━━ WORKING DATA

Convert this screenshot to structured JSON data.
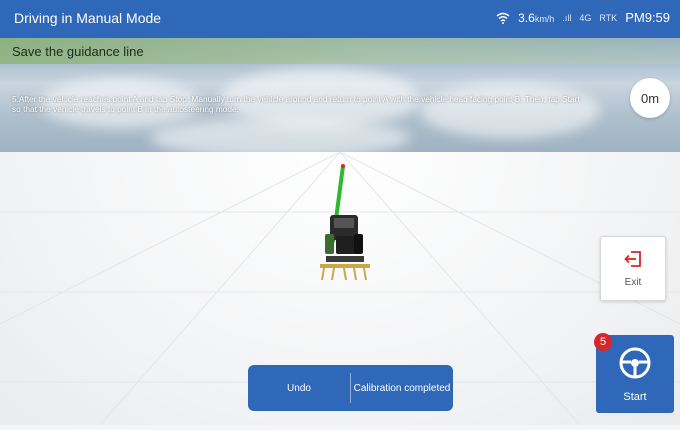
{
  "topbar": {
    "title": "Driving in Manual Mode",
    "speed": "3.6",
    "speed_unit": "km/h",
    "sig1": ".ıll",
    "sig2": "4G",
    "rtk": "RTK",
    "clock": "PM9:59"
  },
  "guidance": {
    "header": "Save the guidance line",
    "instruction": "5.After the vehicle reaches point A and tap Stop. Manually turn the vehicle around and return to point A with the vehicle head facing point B. Then, tap Start so that the vehicle travels to point B in the autosteering mode.",
    "distance": "0m"
  },
  "controls": {
    "exit_label": "Exit",
    "start_label": "Start",
    "start_badge": "5",
    "undo_label": "Undo",
    "calibration_label": "Calibration completed"
  },
  "colors": {
    "primary": "#2f68b8",
    "badge": "#d9262b",
    "guidance_line": "#2fb82f"
  },
  "icons": [
    "wifi-icon",
    "signal-icon",
    "exit-icon",
    "steering-wheel-icon",
    "tractor-icon"
  ]
}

━━━━

* STATED PROBLEM
Transcribe all the records above word for word, without their images.

* REPLY TO THE EXERCISE
Convert this screenshot to structured JSON data.
{
  "topbar": {
    "title": "Driving in Manual Mode",
    "speed": "3.6",
    "speed_unit": "km/h",
    "sig1": ".ıll",
    "sig2": "4G",
    "rtk": "RTK",
    "clock": "PM9:59"
  },
  "guidance": {
    "header": "Save the guidance line",
    "instruction": "5.After the vehicle reaches point A and tap Stop. Manually turn the vehicle around and return to point A with the vehicle head facing point B. Then, tap Start so that the vehicle travels to point B in the autosteering mode.",
    "distance": "0m"
  },
  "controls": {
    "exit_label": "Exit",
    "start_label": "Start",
    "start_badge": "5",
    "undo_label": "Undo",
    "calibration_label": "Calibration completed"
  },
  "colors": {
    "primary": "#2f68b8",
    "badge": "#d9262b",
    "guidance_line": "#2fb82f"
  },
  "icons": [
    "wifi-icon",
    "signal-icon",
    "exit-icon",
    "steering-wheel-icon",
    "tractor-icon"
  ]
}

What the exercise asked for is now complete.